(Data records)
****************************************

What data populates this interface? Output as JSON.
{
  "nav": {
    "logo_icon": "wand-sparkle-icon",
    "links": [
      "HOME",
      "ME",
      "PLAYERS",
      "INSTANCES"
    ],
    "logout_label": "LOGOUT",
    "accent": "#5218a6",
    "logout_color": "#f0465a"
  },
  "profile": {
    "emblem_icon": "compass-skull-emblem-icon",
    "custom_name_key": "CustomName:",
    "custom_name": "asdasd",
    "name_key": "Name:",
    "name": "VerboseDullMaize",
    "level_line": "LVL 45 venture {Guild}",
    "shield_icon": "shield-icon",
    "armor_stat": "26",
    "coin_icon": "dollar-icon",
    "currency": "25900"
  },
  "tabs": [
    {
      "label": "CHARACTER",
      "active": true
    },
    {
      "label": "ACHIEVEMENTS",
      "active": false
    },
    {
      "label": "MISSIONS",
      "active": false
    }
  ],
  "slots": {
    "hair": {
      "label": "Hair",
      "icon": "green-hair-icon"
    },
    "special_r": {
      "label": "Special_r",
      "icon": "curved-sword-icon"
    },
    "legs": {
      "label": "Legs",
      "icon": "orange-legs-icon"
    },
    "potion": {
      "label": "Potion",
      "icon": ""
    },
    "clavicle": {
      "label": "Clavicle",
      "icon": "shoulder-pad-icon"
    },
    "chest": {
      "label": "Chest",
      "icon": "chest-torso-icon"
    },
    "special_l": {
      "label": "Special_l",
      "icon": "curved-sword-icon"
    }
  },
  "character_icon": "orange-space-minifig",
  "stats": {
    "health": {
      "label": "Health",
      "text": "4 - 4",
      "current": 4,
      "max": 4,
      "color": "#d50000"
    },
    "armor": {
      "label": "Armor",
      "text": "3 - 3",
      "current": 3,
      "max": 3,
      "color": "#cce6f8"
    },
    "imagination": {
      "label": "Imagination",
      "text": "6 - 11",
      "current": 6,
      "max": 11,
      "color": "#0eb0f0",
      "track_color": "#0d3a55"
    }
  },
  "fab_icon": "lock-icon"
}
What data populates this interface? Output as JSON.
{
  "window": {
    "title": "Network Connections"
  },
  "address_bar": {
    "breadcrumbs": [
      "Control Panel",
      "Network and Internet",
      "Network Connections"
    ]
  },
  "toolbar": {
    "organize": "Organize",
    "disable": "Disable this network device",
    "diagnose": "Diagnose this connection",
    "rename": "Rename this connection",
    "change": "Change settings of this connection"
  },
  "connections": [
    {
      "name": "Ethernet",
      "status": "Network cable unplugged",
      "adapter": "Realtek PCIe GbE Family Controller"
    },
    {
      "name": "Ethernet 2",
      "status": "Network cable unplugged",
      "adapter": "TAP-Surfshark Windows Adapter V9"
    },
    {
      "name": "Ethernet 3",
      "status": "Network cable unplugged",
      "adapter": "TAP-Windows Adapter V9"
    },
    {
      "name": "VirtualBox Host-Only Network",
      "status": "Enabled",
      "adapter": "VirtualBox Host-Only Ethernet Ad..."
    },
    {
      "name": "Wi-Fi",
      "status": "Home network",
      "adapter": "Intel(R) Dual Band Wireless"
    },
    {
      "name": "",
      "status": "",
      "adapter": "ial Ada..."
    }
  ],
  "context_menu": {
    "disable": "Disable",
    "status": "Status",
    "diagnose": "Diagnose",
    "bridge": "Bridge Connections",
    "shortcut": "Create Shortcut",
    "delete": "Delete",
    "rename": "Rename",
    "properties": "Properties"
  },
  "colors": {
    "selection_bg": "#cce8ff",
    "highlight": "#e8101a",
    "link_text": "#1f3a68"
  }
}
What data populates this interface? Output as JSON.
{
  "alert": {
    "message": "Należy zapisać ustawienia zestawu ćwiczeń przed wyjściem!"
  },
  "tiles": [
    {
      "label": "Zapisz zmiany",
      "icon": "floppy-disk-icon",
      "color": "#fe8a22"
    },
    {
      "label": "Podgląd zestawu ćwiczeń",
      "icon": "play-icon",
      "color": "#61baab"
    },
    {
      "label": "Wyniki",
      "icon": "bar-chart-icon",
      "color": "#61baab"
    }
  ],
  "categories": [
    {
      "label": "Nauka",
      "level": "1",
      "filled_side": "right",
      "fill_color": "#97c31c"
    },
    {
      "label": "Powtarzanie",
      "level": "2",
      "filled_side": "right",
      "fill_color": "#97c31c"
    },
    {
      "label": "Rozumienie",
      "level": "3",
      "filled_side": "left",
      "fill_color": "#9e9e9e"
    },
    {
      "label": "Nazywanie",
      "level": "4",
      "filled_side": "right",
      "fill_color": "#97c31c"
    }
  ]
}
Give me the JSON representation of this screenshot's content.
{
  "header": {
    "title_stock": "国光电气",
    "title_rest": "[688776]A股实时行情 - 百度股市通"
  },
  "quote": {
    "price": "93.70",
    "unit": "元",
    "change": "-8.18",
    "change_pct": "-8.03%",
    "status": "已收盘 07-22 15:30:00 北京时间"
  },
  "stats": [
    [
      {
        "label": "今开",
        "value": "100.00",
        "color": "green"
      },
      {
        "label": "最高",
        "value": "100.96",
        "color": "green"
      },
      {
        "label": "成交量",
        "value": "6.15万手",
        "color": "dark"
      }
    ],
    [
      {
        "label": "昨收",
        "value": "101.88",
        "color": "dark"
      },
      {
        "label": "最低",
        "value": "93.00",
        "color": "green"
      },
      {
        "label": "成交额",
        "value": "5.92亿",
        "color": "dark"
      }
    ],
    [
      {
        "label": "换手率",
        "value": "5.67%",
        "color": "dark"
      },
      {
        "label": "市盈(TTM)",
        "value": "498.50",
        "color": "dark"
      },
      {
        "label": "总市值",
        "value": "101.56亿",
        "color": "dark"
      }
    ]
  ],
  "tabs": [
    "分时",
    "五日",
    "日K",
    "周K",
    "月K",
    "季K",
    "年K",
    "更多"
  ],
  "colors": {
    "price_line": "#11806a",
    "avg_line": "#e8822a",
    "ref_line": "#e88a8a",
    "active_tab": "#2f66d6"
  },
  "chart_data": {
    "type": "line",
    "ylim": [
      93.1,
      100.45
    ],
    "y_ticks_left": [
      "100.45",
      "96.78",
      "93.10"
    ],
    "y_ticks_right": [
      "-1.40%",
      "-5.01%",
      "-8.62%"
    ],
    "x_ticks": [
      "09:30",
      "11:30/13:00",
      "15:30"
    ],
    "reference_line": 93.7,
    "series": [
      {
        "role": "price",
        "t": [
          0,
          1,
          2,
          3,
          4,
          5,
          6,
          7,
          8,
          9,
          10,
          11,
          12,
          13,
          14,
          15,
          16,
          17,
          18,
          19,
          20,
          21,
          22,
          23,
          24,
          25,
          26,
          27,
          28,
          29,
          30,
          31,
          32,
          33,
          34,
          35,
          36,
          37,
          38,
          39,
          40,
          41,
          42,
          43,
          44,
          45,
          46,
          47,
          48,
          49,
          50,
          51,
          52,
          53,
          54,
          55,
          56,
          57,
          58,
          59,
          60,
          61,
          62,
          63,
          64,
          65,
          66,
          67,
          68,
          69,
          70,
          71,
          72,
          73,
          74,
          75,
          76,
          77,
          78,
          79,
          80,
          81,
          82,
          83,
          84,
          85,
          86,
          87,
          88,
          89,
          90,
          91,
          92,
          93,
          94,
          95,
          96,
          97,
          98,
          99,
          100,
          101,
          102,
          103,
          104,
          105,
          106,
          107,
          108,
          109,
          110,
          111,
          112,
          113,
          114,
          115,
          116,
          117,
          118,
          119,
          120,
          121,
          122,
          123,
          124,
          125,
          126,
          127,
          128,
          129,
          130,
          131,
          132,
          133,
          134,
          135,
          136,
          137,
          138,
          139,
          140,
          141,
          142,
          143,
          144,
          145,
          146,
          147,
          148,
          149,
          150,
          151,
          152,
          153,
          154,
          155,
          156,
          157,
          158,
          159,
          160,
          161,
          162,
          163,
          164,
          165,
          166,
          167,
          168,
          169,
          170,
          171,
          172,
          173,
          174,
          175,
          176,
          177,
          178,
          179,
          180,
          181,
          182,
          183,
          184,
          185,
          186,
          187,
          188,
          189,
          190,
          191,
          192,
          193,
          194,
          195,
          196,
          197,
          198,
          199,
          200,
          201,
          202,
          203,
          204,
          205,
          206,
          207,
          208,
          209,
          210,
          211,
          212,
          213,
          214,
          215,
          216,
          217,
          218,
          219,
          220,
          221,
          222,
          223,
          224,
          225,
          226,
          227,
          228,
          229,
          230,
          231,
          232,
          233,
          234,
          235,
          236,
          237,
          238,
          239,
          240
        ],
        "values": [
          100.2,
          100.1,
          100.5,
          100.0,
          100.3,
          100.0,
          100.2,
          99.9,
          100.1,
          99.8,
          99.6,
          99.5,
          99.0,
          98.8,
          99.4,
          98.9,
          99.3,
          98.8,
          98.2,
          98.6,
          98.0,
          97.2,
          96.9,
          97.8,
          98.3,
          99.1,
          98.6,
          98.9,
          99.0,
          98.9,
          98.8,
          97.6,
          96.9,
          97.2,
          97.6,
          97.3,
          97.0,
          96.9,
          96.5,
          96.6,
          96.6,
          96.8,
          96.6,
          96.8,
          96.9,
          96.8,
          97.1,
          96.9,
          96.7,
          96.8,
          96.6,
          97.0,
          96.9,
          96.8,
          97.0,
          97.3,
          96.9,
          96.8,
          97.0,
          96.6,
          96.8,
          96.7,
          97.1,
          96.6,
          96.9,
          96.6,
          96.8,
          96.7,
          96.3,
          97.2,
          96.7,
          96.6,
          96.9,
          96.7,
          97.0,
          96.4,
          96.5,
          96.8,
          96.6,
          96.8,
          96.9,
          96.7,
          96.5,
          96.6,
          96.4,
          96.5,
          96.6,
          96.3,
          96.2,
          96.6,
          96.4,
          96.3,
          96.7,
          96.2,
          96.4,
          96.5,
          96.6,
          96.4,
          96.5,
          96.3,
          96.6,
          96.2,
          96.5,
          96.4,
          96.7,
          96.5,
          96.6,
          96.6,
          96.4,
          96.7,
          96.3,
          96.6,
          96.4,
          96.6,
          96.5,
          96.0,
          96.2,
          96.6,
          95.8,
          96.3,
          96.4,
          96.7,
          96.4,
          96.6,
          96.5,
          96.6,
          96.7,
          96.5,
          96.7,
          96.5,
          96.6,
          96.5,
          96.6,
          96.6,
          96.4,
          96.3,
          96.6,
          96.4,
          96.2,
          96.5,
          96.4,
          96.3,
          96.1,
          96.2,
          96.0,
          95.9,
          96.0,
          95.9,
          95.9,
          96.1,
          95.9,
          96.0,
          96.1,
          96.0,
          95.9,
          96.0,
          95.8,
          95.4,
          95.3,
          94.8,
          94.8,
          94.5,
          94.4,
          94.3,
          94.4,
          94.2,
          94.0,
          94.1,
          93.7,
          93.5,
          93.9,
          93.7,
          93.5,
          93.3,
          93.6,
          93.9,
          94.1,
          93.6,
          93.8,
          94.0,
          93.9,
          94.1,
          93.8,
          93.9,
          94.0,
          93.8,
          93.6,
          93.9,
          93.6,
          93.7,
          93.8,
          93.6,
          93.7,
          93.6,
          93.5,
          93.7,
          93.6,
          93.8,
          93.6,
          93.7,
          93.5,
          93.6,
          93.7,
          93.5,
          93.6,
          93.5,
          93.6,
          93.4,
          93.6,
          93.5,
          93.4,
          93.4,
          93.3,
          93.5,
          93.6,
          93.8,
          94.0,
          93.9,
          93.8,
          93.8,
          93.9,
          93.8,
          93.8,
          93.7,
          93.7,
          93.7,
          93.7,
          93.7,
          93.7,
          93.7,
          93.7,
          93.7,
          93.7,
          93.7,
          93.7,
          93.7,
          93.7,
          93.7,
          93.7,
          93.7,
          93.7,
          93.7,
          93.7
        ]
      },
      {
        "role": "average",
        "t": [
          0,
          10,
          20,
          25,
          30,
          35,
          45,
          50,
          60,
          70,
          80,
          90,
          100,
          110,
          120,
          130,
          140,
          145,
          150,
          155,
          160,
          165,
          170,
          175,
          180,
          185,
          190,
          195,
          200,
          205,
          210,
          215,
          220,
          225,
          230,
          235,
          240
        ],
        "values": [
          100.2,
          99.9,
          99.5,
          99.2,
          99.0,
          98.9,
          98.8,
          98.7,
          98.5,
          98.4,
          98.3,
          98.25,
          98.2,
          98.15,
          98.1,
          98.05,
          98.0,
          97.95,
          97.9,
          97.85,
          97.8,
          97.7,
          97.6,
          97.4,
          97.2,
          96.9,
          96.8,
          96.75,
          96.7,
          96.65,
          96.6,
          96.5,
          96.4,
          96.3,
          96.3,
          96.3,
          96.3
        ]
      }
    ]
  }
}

****************************************

## Aim of the exercise
Gather, from the listing above, every line carrying the word "adapter".

## Response below
      "adapter": "Realtek PCIe GbE Family Controller"
      "adapter": "TAP-Surfshark Windows Adapter V9"
      "adapter": "TAP-Windows Adapter V9"
      "adapter": "VirtualBox Host-Only Ethernet Ad..."
      "adapter": "Intel(R) Dual Band Wireless"
      "adapter": "ial Ada..."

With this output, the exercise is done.